Task directions: Give back the full listing, character for character, with no pictures.
§ §
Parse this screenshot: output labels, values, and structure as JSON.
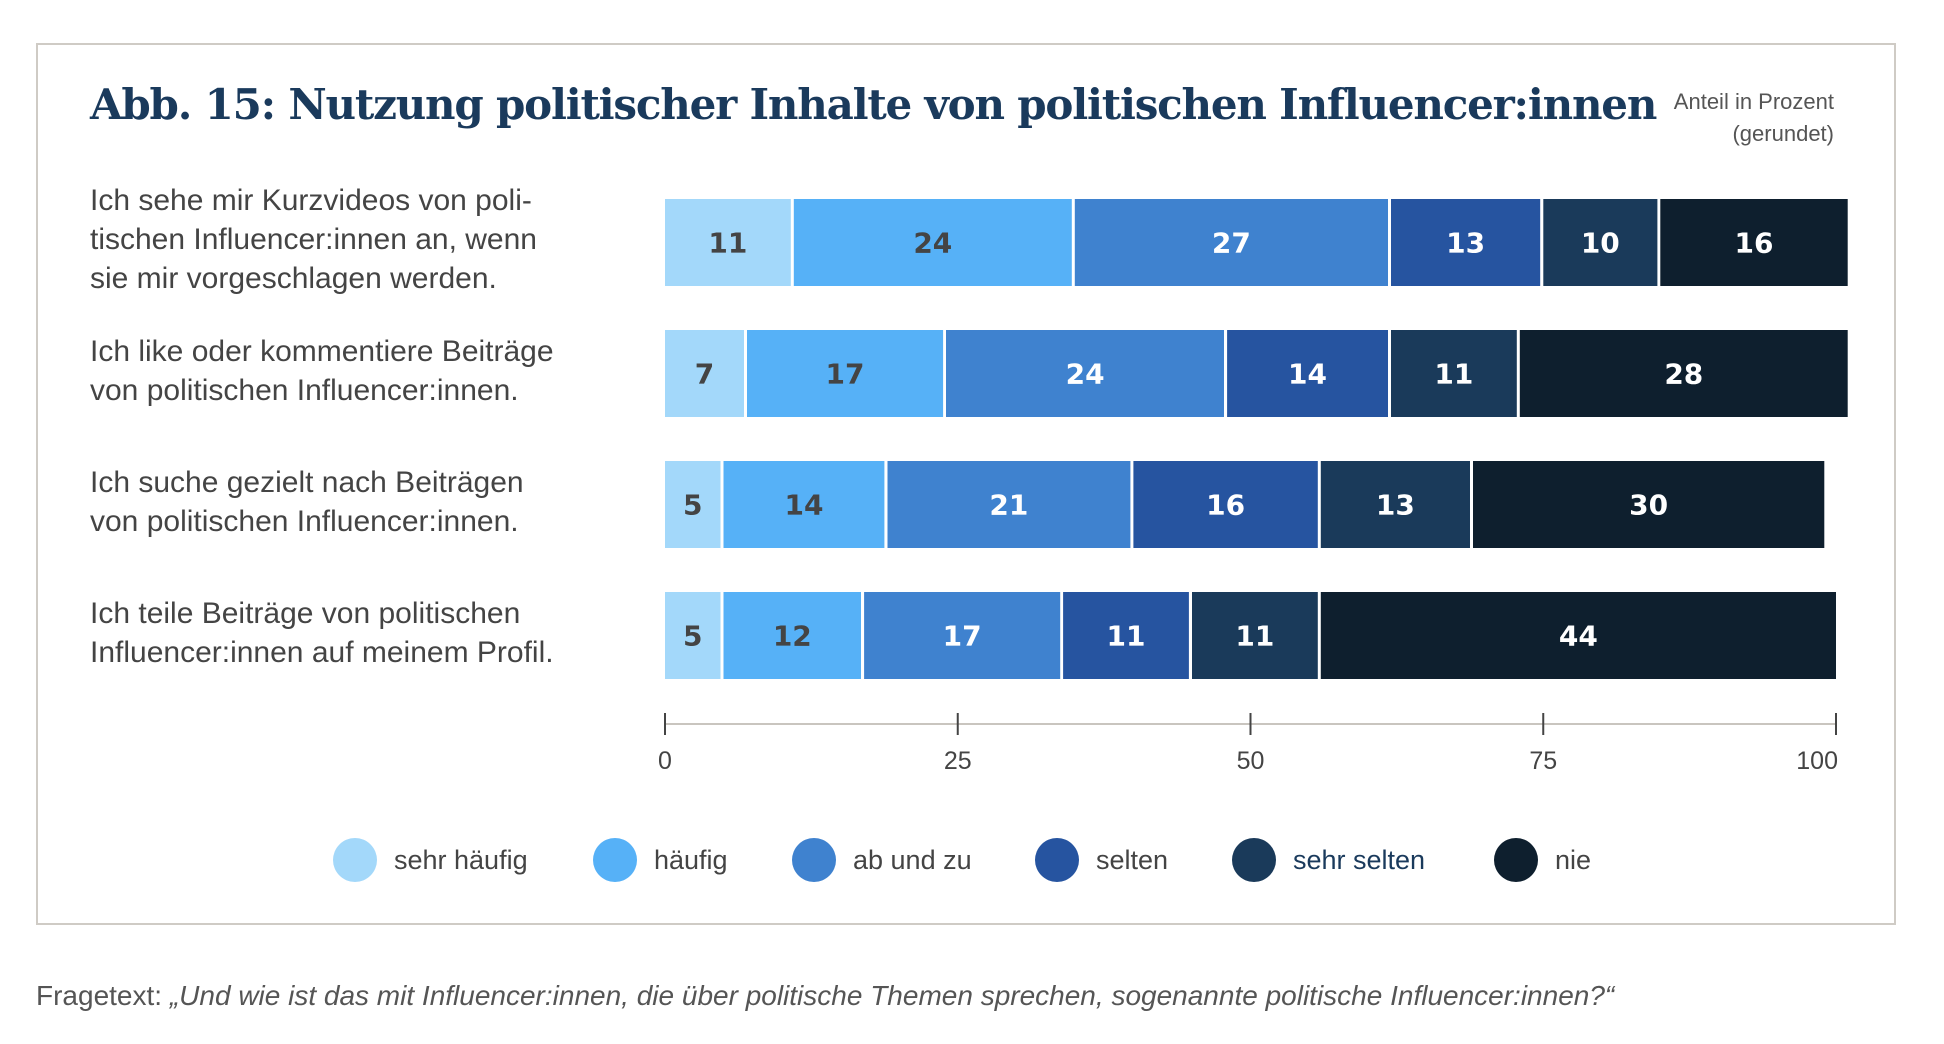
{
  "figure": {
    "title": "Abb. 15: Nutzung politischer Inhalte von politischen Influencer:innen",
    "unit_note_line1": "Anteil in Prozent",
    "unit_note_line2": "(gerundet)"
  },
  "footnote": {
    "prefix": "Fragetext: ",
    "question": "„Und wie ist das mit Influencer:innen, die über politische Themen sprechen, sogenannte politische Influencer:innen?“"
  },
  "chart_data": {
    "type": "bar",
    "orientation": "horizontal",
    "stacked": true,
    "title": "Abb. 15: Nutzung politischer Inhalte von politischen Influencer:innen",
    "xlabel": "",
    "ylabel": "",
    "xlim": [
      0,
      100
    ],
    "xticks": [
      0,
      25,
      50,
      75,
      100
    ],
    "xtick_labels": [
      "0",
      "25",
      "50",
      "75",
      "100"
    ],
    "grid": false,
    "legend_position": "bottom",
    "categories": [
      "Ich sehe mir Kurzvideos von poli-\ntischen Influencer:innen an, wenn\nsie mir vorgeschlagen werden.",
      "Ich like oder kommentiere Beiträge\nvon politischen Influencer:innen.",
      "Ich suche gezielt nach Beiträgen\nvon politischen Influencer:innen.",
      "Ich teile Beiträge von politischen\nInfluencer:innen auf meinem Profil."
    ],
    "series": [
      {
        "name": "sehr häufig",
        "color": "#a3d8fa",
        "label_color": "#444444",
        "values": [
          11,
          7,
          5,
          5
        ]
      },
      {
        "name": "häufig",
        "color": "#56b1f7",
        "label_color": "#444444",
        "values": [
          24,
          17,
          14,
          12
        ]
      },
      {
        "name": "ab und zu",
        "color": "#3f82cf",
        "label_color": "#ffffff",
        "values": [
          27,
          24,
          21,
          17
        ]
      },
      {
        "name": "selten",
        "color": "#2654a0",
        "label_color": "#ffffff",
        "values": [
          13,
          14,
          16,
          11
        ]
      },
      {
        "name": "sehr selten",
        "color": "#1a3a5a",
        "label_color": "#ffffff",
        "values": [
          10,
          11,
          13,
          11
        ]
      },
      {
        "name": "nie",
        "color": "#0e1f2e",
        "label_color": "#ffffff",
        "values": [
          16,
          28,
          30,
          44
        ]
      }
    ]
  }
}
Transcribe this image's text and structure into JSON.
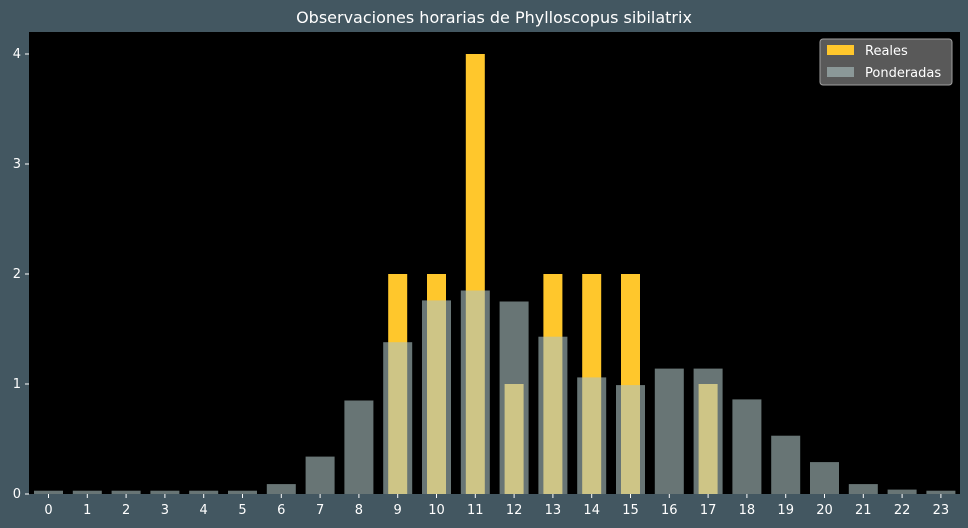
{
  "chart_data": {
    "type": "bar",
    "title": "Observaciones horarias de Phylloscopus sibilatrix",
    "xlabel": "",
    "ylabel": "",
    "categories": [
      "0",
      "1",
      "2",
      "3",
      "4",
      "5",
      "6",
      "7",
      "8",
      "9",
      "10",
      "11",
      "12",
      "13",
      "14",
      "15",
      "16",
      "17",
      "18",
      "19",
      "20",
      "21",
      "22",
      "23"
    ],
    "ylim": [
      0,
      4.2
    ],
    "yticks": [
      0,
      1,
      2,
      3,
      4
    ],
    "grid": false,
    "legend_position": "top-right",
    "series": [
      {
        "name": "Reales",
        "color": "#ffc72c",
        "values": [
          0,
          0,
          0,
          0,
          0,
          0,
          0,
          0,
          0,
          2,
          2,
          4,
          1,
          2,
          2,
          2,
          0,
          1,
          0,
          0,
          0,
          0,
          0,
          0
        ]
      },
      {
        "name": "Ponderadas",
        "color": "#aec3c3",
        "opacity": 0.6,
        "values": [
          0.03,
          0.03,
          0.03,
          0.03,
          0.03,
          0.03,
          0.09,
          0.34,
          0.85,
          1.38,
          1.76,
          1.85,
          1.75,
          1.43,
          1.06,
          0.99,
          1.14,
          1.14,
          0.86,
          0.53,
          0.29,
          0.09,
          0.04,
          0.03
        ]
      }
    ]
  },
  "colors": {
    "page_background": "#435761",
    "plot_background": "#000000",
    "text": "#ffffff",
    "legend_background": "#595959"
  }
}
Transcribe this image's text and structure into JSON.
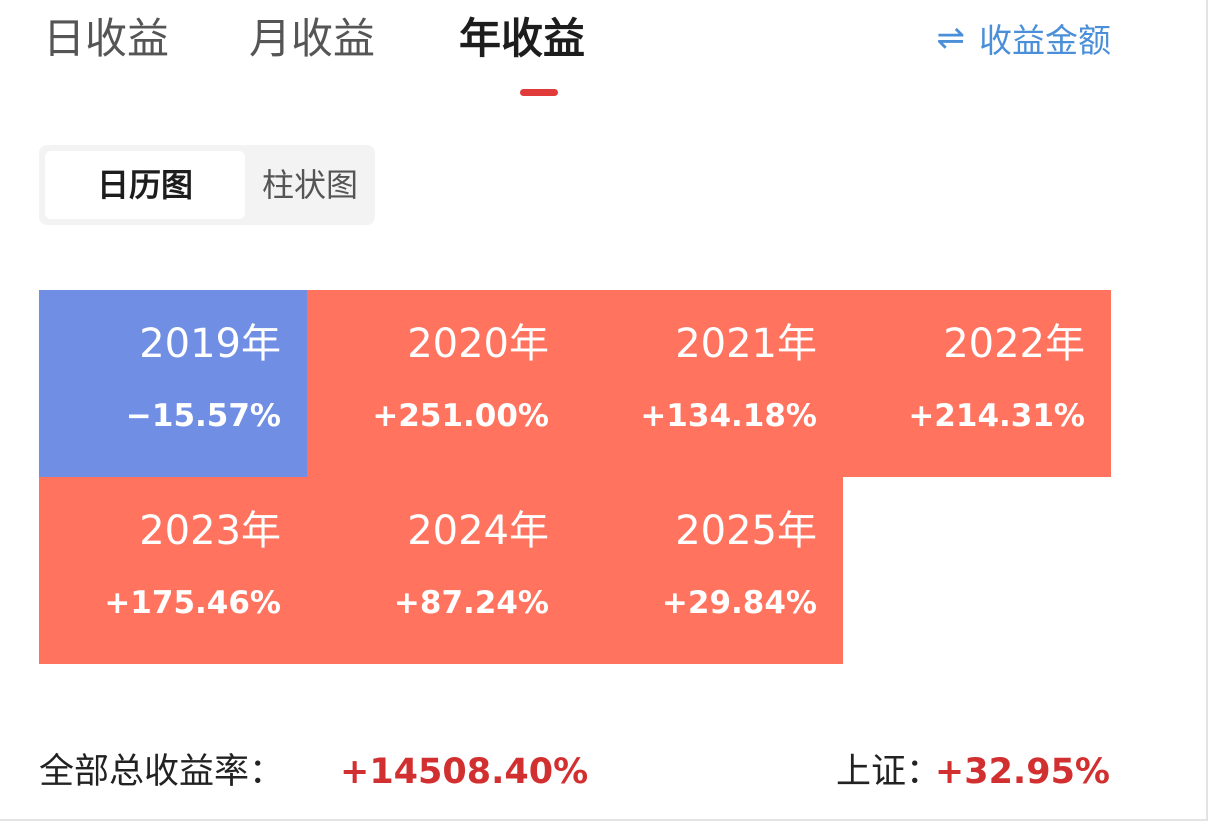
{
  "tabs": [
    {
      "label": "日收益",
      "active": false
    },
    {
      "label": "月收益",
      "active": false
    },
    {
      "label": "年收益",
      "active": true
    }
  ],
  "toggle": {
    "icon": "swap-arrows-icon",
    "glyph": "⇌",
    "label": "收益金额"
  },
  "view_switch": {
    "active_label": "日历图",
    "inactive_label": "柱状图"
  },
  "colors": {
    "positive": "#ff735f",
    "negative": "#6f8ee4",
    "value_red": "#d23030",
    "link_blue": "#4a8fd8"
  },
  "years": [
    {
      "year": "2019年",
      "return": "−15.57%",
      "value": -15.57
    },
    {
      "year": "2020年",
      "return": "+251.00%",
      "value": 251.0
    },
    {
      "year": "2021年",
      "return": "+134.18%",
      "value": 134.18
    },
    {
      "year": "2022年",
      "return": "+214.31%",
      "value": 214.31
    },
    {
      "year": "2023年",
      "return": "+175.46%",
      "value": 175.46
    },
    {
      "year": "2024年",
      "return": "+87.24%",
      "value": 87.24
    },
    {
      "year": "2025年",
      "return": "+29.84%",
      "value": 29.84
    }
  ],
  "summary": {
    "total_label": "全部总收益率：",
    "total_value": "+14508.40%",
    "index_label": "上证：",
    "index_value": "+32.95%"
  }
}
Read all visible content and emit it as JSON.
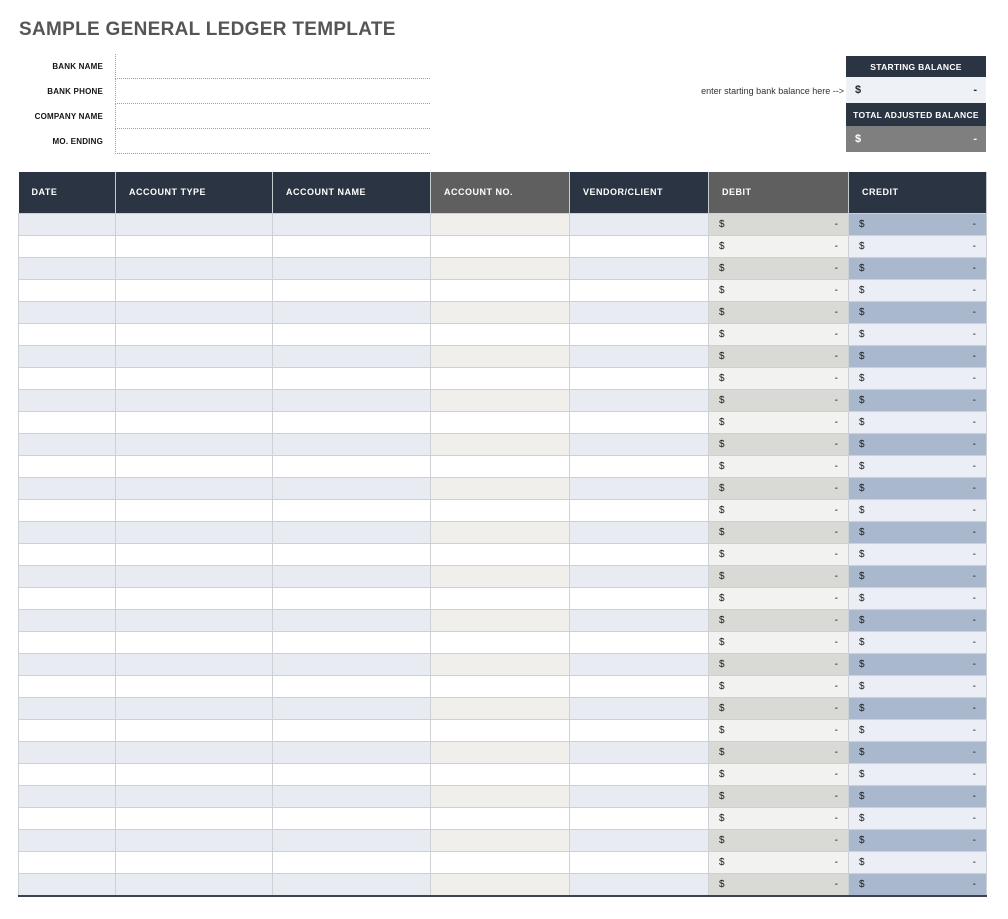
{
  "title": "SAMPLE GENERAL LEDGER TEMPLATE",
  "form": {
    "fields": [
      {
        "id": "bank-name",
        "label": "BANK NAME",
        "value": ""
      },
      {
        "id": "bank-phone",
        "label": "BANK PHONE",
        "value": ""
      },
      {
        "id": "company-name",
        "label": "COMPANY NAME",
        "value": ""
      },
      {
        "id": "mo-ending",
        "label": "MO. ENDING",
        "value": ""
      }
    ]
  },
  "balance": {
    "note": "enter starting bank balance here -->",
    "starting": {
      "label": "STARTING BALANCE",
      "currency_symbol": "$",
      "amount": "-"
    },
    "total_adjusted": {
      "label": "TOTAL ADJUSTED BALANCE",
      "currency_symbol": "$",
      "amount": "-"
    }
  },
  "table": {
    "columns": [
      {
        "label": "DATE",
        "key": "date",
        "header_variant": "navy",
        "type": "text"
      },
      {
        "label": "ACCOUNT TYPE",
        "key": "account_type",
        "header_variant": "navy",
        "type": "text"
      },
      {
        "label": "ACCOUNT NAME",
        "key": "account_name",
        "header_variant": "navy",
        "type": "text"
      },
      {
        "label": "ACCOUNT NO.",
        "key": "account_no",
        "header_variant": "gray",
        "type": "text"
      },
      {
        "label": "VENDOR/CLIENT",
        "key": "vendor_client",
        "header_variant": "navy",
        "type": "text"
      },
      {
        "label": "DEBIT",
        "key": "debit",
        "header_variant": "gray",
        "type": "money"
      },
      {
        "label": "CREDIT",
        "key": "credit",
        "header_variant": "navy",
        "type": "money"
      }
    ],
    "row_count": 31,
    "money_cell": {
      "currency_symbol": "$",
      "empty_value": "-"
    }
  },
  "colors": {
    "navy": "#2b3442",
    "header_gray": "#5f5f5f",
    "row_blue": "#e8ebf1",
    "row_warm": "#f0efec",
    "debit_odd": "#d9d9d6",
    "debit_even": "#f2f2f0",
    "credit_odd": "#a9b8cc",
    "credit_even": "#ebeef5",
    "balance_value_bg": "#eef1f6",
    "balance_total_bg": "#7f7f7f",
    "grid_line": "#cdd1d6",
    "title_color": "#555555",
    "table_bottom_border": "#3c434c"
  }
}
§ §
Correct result:
Parse this screenshot: output labels, values, and structure as JSON.
{
  "figure": {
    "title": "Abb. 15: Nutzung politischer Inhalte von politischen Influencer:innen",
    "unit_note_line1": "Anteil in Prozent",
    "unit_note_line2": "(gerundet)"
  },
  "footnote": {
    "prefix": "Fragetext: ",
    "question": "„Und wie ist das mit Influencer:innen, die über politische Themen sprechen, sogenannte politische Influencer:innen?“"
  },
  "chart_data": {
    "type": "bar",
    "orientation": "horizontal",
    "stacked": true,
    "title": "Abb. 15: Nutzung politischer Inhalte von politischen Influencer:innen",
    "xlabel": "",
    "ylabel": "",
    "xlim": [
      0,
      100
    ],
    "xticks": [
      0,
      25,
      50,
      75,
      100
    ],
    "xtick_labels": [
      "0",
      "25",
      "50",
      "75",
      "100"
    ],
    "grid": false,
    "legend_position": "bottom",
    "categories": [
      "Ich sehe mir Kurzvideos von poli-\ntischen Influencer:innen an, wenn\nsie mir vorgeschlagen werden.",
      "Ich like oder kommentiere Beiträge\nvon politischen Influencer:innen.",
      "Ich suche gezielt nach Beiträgen\nvon politischen Influencer:innen.",
      "Ich teile Beiträge von politischen\nInfluencer:innen auf meinem Profil."
    ],
    "series": [
      {
        "name": "sehr häufig",
        "color": "#a3d8fa",
        "label_color": "#444444",
        "values": [
          11,
          7,
          5,
          5
        ]
      },
      {
        "name": "häufig",
        "color": "#56b1f7",
        "label_color": "#444444",
        "values": [
          24,
          17,
          14,
          12
        ]
      },
      {
        "name": "ab und zu",
        "color": "#3f82cf",
        "label_color": "#ffffff",
        "values": [
          27,
          24,
          21,
          17
        ]
      },
      {
        "name": "selten",
        "color": "#2654a0",
        "label_color": "#ffffff",
        "values": [
          13,
          14,
          16,
          11
        ]
      },
      {
        "name": "sehr selten",
        "color": "#1a3a5a",
        "label_color": "#ffffff",
        "values": [
          10,
          11,
          13,
          11
        ]
      },
      {
        "name": "nie",
        "color": "#0e1f2e",
        "label_color": "#ffffff",
        "values": [
          16,
          28,
          30,
          44
        ]
      }
    ]
  }
}
Transcribe this image's text and structure into JSON.
{
  "chart_data": {
    "type": "bar",
    "title": "Observaciones horarias de Phylloscopus sibilatrix",
    "xlabel": "",
    "ylabel": "",
    "categories": [
      "0",
      "1",
      "2",
      "3",
      "4",
      "5",
      "6",
      "7",
      "8",
      "9",
      "10",
      "11",
      "12",
      "13",
      "14",
      "15",
      "16",
      "17",
      "18",
      "19",
      "20",
      "21",
      "22",
      "23"
    ],
    "ylim": [
      0,
      4.2
    ],
    "yticks": [
      0,
      1,
      2,
      3,
      4
    ],
    "grid": false,
    "legend_position": "top-right",
    "series": [
      {
        "name": "Reales",
        "color": "#ffc72c",
        "values": [
          0,
          0,
          0,
          0,
          0,
          0,
          0,
          0,
          0,
          2,
          2,
          4,
          1,
          2,
          2,
          2,
          0,
          1,
          0,
          0,
          0,
          0,
          0,
          0
        ]
      },
      {
        "name": "Ponderadas",
        "color": "#aec3c3",
        "opacity": 0.6,
        "values": [
          0.03,
          0.03,
          0.03,
          0.03,
          0.03,
          0.03,
          0.09,
          0.34,
          0.85,
          1.38,
          1.76,
          1.85,
          1.75,
          1.43,
          1.06,
          0.99,
          1.14,
          1.14,
          0.86,
          0.53,
          0.29,
          0.09,
          0.04,
          0.03
        ]
      }
    ]
  },
  "colors": {
    "page_background": "#435761",
    "plot_background": "#000000",
    "text": "#ffffff",
    "legend_background": "#595959"
  }
}
Transcribe this image's text and structure into JSON.
{
  "tabs": [
    {
      "label": "日收益",
      "active": false
    },
    {
      "label": "月收益",
      "active": false
    },
    {
      "label": "年收益",
      "active": true
    }
  ],
  "toggle": {
    "icon": "swap-arrows-icon",
    "glyph": "⇌",
    "label": "收益金额"
  },
  "view_switch": {
    "active_label": "日历图",
    "inactive_label": "柱状图"
  },
  "colors": {
    "positive": "#ff735f",
    "negative": "#6f8ee4",
    "value_red": "#d23030",
    "link_blue": "#4a8fd8"
  },
  "years": [
    {
      "year": "2019年",
      "return": "−15.57%",
      "value": -15.57
    },
    {
      "year": "2020年",
      "return": "+251.00%",
      "value": 251.0
    },
    {
      "year": "2021年",
      "return": "+134.18%",
      "value": 134.18
    },
    {
      "year": "2022年",
      "return": "+214.31%",
      "value": 214.31
    },
    {
      "year": "2023年",
      "return": "+175.46%",
      "value": 175.46
    },
    {
      "year": "2024年",
      "return": "+87.24%",
      "value": 87.24
    },
    {
      "year": "2025年",
      "return": "+29.84%",
      "value": 29.84
    }
  ],
  "summary": {
    "total_label": "全部总收益率：",
    "total_value": "+14508.40%",
    "index_label": "上证：",
    "index_value": "+32.95%"
  }
}
Read all visible content and emit it as JSON.
{
  "title": "SAMPLE GENERAL LEDGER TEMPLATE",
  "form": {
    "fields": [
      {
        "id": "bank-name",
        "label": "BANK NAME",
        "value": ""
      },
      {
        "id": "bank-phone",
        "label": "BANK PHONE",
        "value": ""
      },
      {
        "id": "company-name",
        "label": "COMPANY NAME",
        "value": ""
      },
      {
        "id": "mo-ending",
        "label": "MO. ENDING",
        "value": ""
      }
    ]
  },
  "balance": {
    "note": "enter starting bank balance here -->",
    "starting": {
      "label": "STARTING BALANCE",
      "currency_symbol": "$",
      "amount": "-"
    },
    "total_adjusted": {
      "label": "TOTAL ADJUSTED BALANCE",
      "currency_symbol": "$",
      "amount": "-"
    }
  },
  "table": {
    "columns": [
      {
        "label": "DATE",
        "key": "date",
        "header_variant": "navy",
        "type": "text"
      },
      {
        "label": "ACCOUNT TYPE",
        "key": "account_type",
        "header_variant": "navy",
        "type": "text"
      },
      {
        "label": "ACCOUNT NAME",
        "key": "account_name",
        "header_variant": "navy",
        "type": "text"
      },
      {
        "label": "ACCOUNT NO.",
        "key": "account_no",
        "header_variant": "gray",
        "type": "text"
      },
      {
        "label": "VENDOR/CLIENT",
        "key": "vendor_client",
        "header_variant": "navy",
        "type": "text"
      },
      {
        "label": "DEBIT",
        "key": "debit",
        "header_variant": "gray",
        "type": "money"
      },
      {
        "label": "CREDIT",
        "key": "credit",
        "header_variant": "navy",
        "type": "money"
      }
    ],
    "row_count": 31,
    "money_cell": {
      "currency_symbol": "$",
      "empty_value": "-"
    }
  },
  "colors": {
    "navy": "#2b3442",
    "header_gray": "#5f5f5f",
    "row_blue": "#e8ebf1",
    "row_warm": "#f0efec",
    "debit_odd": "#d9d9d6",
    "debit_even": "#f2f2f0",
    "credit_odd": "#a9b8cc",
    "credit_even": "#ebeef5",
    "balance_value_bg": "#eef1f6",
    "balance_total_bg": "#7f7f7f",
    "grid_line": "#cdd1d6",
    "title_color": "#555555",
    "table_bottom_border": "#3c434c"
  }
}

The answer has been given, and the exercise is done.